■ **INPUT RECORDS**

========================================================================

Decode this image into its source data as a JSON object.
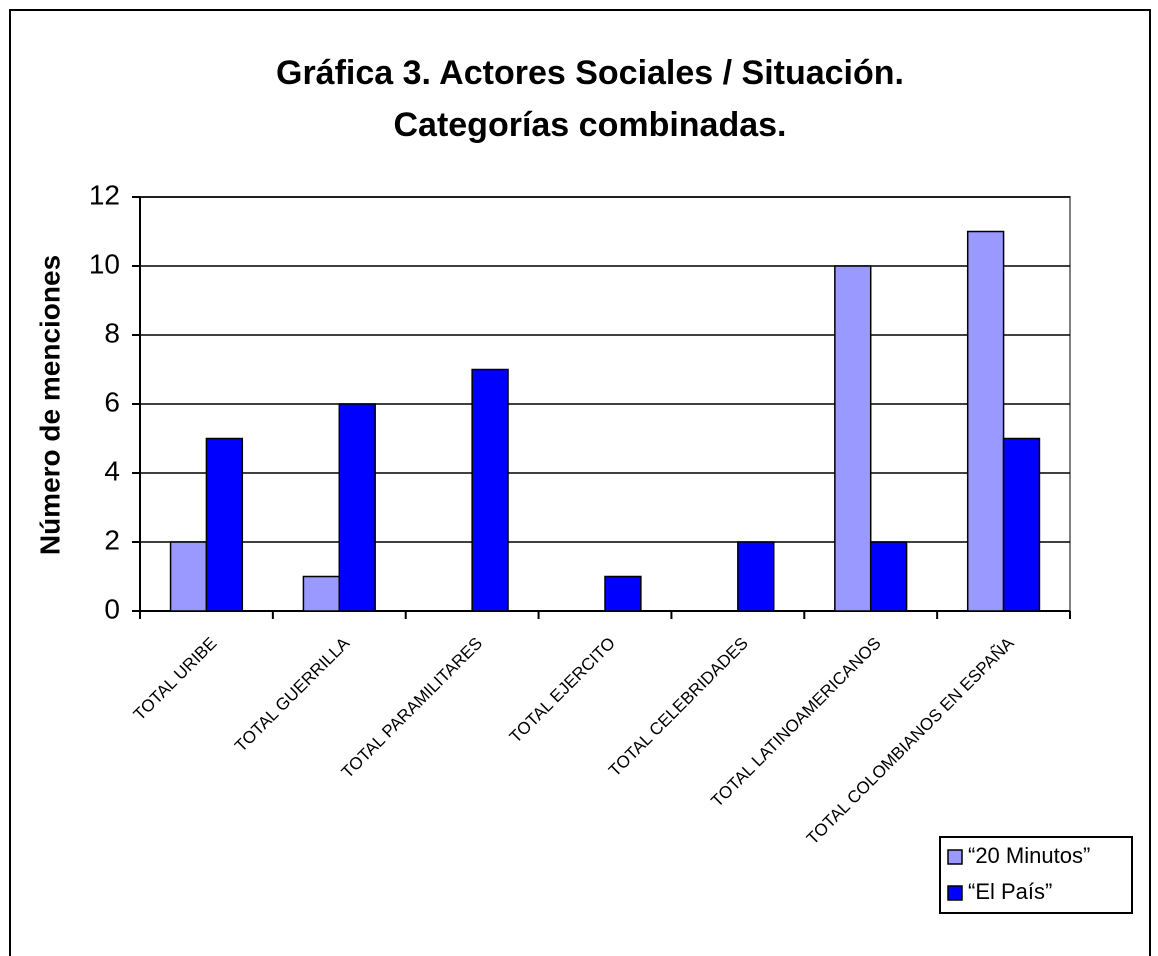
{
  "chart_data": {
    "type": "bar",
    "title": "Gráfica 3. Actores Sociales / Situación.",
    "subtitle": "Categorías combinadas.",
    "y_label": "Número de menciones",
    "categories": [
      "TOTAL URIBE",
      "TOTAL GUERRILLA",
      "TOTAL PARAMILITARES",
      "TOTAL EJERCITO",
      "TOTAL CELEBRIDADES",
      "TOTAL LATINOAMERICANOS",
      "TOTAL COLOMBIANOS EN ESPAÑA"
    ],
    "series": [
      {
        "name": "“20 Minutos”",
        "color": "#9999ff",
        "values": [
          2,
          1,
          0,
          0,
          0,
          10,
          11
        ]
      },
      {
        "name": "“El País”",
        "color": "#0000ff",
        "values": [
          5,
          6,
          7,
          1,
          2,
          2,
          5
        ]
      }
    ],
    "ylim": [
      0,
      12
    ],
    "yticks": [
      0,
      2,
      4,
      6,
      8,
      10,
      12
    ],
    "grid": true,
    "legend": "bottom-right"
  }
}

========================================================================

Give the material again exactly as it is, but keep the pictures out.

Decode this image into its source data as a JSON object.
{
  "chart_data": {
    "type": "bar",
    "title": "Gráfica 3. Actores Sociales / Situación.",
    "subtitle": "Categorías combinadas.",
    "y_label": "Número de menciones",
    "categories": [
      "TOTAL URIBE",
      "TOTAL GUERRILLA",
      "TOTAL PARAMILITARES",
      "TOTAL EJERCITO",
      "TOTAL CELEBRIDADES",
      "TOTAL LATINOAMERICANOS",
      "TOTAL COLOMBIANOS EN ESPAÑA"
    ],
    "series": [
      {
        "name": "“20 Minutos”",
        "color": "#9999ff",
        "values": [
          2,
          1,
          0,
          0,
          0,
          10,
          11
        ]
      },
      {
        "name": "“El País”",
        "color": "#0000ff",
        "values": [
          5,
          6,
          7,
          1,
          2,
          2,
          5
        ]
      }
    ],
    "ylim": [
      0,
      12
    ],
    "yticks": [
      0,
      2,
      4,
      6,
      8,
      10,
      12
    ],
    "grid": true,
    "legend": "bottom-right"
  }
}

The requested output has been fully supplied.